▶ [JOB]: Would you return all of this data exactly, leaving nothing out?

▶ [STORED DATA]:
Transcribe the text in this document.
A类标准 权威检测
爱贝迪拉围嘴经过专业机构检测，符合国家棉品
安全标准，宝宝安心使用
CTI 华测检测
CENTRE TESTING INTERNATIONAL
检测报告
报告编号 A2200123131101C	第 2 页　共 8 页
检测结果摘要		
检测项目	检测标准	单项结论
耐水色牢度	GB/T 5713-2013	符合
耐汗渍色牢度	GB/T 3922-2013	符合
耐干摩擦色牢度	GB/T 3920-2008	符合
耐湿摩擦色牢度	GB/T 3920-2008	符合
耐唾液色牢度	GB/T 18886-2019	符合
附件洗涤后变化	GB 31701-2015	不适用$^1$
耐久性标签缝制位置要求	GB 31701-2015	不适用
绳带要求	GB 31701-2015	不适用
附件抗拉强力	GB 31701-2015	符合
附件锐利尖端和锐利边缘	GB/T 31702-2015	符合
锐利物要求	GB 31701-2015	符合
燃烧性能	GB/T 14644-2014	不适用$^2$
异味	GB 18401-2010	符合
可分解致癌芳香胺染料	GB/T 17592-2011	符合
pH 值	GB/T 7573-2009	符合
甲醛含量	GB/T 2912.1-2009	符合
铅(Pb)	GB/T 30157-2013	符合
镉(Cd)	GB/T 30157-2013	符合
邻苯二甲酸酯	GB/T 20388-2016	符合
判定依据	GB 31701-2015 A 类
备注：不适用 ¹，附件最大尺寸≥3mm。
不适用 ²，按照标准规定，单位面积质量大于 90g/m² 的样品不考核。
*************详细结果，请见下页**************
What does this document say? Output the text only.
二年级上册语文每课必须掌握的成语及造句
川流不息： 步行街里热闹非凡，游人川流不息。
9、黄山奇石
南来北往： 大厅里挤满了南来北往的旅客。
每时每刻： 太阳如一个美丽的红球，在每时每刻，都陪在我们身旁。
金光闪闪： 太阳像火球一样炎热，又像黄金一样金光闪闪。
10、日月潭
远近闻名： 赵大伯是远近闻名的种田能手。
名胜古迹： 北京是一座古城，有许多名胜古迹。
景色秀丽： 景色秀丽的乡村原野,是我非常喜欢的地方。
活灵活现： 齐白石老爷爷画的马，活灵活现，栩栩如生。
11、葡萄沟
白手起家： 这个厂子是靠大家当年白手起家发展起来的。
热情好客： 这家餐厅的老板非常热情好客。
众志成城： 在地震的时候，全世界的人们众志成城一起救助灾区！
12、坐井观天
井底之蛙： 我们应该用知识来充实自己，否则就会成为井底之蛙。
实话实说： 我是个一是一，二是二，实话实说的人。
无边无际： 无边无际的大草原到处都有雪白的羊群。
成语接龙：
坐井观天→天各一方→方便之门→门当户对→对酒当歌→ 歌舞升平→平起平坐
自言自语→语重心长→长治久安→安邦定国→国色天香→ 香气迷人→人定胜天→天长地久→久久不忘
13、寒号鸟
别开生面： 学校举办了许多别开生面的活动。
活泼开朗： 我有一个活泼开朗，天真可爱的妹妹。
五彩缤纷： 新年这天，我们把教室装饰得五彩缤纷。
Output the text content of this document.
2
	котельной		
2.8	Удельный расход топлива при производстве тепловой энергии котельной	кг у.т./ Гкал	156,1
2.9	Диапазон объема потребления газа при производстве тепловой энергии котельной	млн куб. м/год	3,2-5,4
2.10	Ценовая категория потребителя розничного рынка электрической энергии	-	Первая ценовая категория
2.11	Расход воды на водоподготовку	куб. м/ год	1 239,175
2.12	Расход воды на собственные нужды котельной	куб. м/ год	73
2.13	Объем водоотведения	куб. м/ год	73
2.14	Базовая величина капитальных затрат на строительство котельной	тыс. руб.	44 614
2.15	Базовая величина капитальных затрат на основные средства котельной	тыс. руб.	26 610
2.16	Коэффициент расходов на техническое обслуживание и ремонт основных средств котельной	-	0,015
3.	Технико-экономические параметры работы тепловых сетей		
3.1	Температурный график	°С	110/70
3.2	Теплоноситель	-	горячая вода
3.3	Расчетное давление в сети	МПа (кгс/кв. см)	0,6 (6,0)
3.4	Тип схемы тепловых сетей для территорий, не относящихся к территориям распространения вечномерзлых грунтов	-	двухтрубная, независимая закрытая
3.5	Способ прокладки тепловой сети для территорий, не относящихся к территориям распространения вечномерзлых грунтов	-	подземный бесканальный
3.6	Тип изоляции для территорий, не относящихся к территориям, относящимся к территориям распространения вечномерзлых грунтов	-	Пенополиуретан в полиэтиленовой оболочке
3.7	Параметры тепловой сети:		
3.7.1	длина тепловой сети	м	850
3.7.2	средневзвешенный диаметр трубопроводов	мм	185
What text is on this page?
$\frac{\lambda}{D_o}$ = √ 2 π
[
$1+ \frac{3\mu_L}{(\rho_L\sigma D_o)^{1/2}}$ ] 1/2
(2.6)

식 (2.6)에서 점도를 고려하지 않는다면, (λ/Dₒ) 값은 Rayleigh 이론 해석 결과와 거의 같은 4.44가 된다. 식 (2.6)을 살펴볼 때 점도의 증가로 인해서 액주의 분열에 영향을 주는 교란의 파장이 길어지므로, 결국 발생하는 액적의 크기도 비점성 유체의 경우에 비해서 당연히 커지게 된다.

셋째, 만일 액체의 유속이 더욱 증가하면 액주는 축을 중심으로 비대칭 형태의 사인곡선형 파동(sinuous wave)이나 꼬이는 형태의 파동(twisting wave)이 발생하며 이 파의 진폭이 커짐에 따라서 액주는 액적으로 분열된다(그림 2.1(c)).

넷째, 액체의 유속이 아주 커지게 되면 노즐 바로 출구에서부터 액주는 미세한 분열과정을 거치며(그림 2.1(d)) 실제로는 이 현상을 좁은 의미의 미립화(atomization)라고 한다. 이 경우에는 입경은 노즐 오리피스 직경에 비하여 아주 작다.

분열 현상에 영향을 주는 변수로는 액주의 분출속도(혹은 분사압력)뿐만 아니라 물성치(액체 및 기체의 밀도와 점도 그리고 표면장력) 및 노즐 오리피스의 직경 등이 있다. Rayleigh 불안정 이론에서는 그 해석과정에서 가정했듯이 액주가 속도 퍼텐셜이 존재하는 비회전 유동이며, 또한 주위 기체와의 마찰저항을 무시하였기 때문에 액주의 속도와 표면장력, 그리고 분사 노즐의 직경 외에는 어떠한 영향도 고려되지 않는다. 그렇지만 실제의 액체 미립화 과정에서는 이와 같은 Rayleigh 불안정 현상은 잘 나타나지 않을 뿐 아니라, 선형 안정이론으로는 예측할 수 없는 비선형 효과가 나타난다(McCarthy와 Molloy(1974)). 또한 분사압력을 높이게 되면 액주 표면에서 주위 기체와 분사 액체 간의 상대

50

▶ [OUTPUT FOR THIS EXERCISE]:
Transcribe the text in this document.
A类标准 权威检测
爱贝迪拉围嘴经过专业机构检测，符合国家棉品
安全标准，宝宝安心使用
CTI 华测检测
CENTRE TESTING INTERNATIONAL
检测报告
报告编号 A2200123131101C	第 2 页　共 8 页
检测结果摘要		
检测项目	检测标准	单项结论
耐水色牢度	GB/T 5713-2013	符合
耐汗渍色牢度	GB/T 3922-2013	符合
耐干摩擦色牢度	GB/T 3920-2008	符合
耐湿摩擦色牢度	GB/T 3920-2008	符合
耐唾液色牢度	GB/T 18886-2019	符合
附件洗涤后变化	GB 31701-2015	不适用$^1$
耐久性标签缝制位置要求	GB 31701-2015	不适用
绳带要求	GB 31701-2015	不适用
附件抗拉强力	GB 31701-2015	符合
附件锐利尖端和锐利边缘	GB/T 31702-2015	符合
锐利物要求	GB 31701-2015	符合
燃烧性能	GB/T 14644-2014	不适用$^2$
异味	GB 18401-2010	符合
可分解致癌芳香胺染料	GB/T 17592-2011	符合
pH 值	GB/T 7573-2009	符合
甲醛含量	GB/T 2912.1-2009	符合
铅(Pb)	GB/T 30157-2013	符合
镉(Cd)	GB/T 30157-2013	符合
邻苯二甲酸酯	GB/T 20388-2016	符合
判定依据	GB 31701-2015 A 类
备注：不适用 ¹，附件最大尺寸≥3mm。
不适用 ²，按照标准规定，单位面积质量大于 90g/m² 的样品不考核。
*************详细结果，请见下页**************
What does this document say? Output the text only.
二年级上册语文每课必须掌握的成语及造句
川流不息： 步行街里热闹非凡，游人川流不息。
9、黄山奇石
南来北往： 大厅里挤满了南来北往的旅客。
每时每刻： 太阳如一个美丽的红球，在每时每刻，都陪在我们身旁。
金光闪闪： 太阳像火球一样炎热，又像黄金一样金光闪闪。
10、日月潭
远近闻名： 赵大伯是远近闻名的种田能手。
名胜古迹： 北京是一座古城，有许多名胜古迹。
景色秀丽： 景色秀丽的乡村原野,是我非常喜欢的地方。
活灵活现： 齐白石老爷爷画的马，活灵活现，栩栩如生。
11、葡萄沟
白手起家： 这个厂子是靠大家当年白手起家发展起来的。
热情好客： 这家餐厅的老板非常热情好客。
众志成城： 在地震的时候，全世界的人们众志成城一起救助灾区！
12、坐井观天
井底之蛙： 我们应该用知识来充实自己，否则就会成为井底之蛙。
实话实说： 我是个一是一，二是二，实话实说的人。
无边无际： 无边无际的大草原到处都有雪白的羊群。
成语接龙：
坐井观天→天各一方→方便之门→门当户对→对酒当歌→ 歌舞升平→平起平坐
自言自语→语重心长→长治久安→安邦定国→国色天香→ 香气迷人→人定胜天→天长地久→久久不忘
13、寒号鸟
别开生面： 学校举办了许多别开生面的活动。
活泼开朗： 我有一个活泼开朗，天真可爱的妹妹。
五彩缤纷： 新年这天，我们把教室装饰得五彩缤纷。
Output the text content of this document.
2
	котельной		
2.8	Удельный расход топлива при производстве тепловой энергии котельной	кг у.т./ Гкал	156,1
2.9	Диапазон объема потребления газа при производстве тепловой энергии котельной	млн куб. м/год	3,2-5,4
2.10	Ценовая категория потребителя розничного рынка электрической энергии	-	Первая ценовая категория
2.11	Расход воды на водоподготовку	куб. м/ год	1 239,175
2.12	Расход воды на собственные нужды котельной	куб. м/ год	73
2.13	Объем водоотведения	куб. м/ год	73
2.14	Базовая величина капитальных затрат на строительство котельной	тыс. руб.	44 614
2.15	Базовая величина капитальных затрат на основные средства котельной	тыс. руб.	26 610
2.16	Коэффициент расходов на техническое обслуживание и ремонт основных средств котельной	-	0,015
3.	Технико-экономические параметры работы тепловых сетей		
3.1	Температурный график	°С	110/70
3.2	Теплоноситель	-	горячая вода
3.3	Расчетное давление в сети	МПа (кгс/кв. см)	0,6 (6,0)
3.4	Тип схемы тепловых сетей для территорий, не относящихся к территориям распространения вечномерзлых грунтов	-	двухтрубная, независимая закрытая
3.5	Способ прокладки тепловой сети для территорий, не относящихся к территориям распространения вечномерзлых грунтов	-	подземный бесканальный
3.6	Тип изоляции для территорий, не относящихся к территориям, относящимся к территориям распространения вечномерзлых грунтов	-	Пенополиуретан в полиэтиленовой оболочке
3.7	Параметры тепловой сети:		
3.7.1	длина тепловой сети	м	850
3.7.2	средневзвешенный диаметр трубопроводов	мм	185
What text is on this page?
$\frac{\lambda}{D_o}$ = √ 2 π
[
$1+ \frac{3\mu_L}{(\rho_L\sigma D_o)^{1/2}}$ ] 1/2
(2.6)

식 (2.6)에서 점도를 고려하지 않는다면, (λ/Dₒ) 값은 Rayleigh 이론 해석 결과와 거의 같은 4.44가 된다. 식 (2.6)을 살펴볼 때 점도의 증가로 인해서 액주의 분열에 영향을 주는 교란의 파장이 길어지므로, 결국 발생하는 액적의 크기도 비점성 유체의 경우에 비해서 당연히 커지게 된다.

셋째, 만일 액체의 유속이 더욱 증가하면 액주는 축을 중심으로 비대칭 형태의 사인곡선형 파동(sinuous wave)이나 꼬이는 형태의 파동(twisting wave)이 발생하며 이 파의 진폭이 커짐에 따라서 액주는 액적으로 분열된다(그림 2.1(c)).

넷째, 액체의 유속이 아주 커지게 되면 노즐 바로 출구에서부터 액주는 미세한 분열과정을 거치며(그림 2.1(d)) 실제로는 이 현상을 좁은 의미의 미립화(atomization)라고 한다. 이 경우에는 입경은 노즐 오리피스 직경에 비하여 아주 작다.

분열 현상에 영향을 주는 변수로는 액주의 분출속도(혹은 분사압력)뿐만 아니라 물성치(액체 및 기체의 밀도와 점도 그리고 표면장력) 및 노즐 오리피스의 직경 등이 있다. Rayleigh 불안정 이론에서는 그 해석과정에서 가정했듯이 액주가 속도 퍼텐셜이 존재하는 비회전 유동이며, 또한 주위 기체와의 마찰저항을 무시하였기 때문에 액주의 속도와 표면장력, 그리고 분사 노즐의 직경 외에는 어떠한 영향도 고려되지 않는다. 그렇지만 실제의 액체 미립화 과정에서는 이와 같은 Rayleigh 불안정 현상은 잘 나타나지 않을 뿐 아니라, 선형 안정이론으로는 예측할 수 없는 비선형 효과가 나타난다(McCarthy와 Molloy(1974)). 또한 분사압력을 높이게 되면 액주 표면에서 주위 기체와 분사 액체 간의 상대

50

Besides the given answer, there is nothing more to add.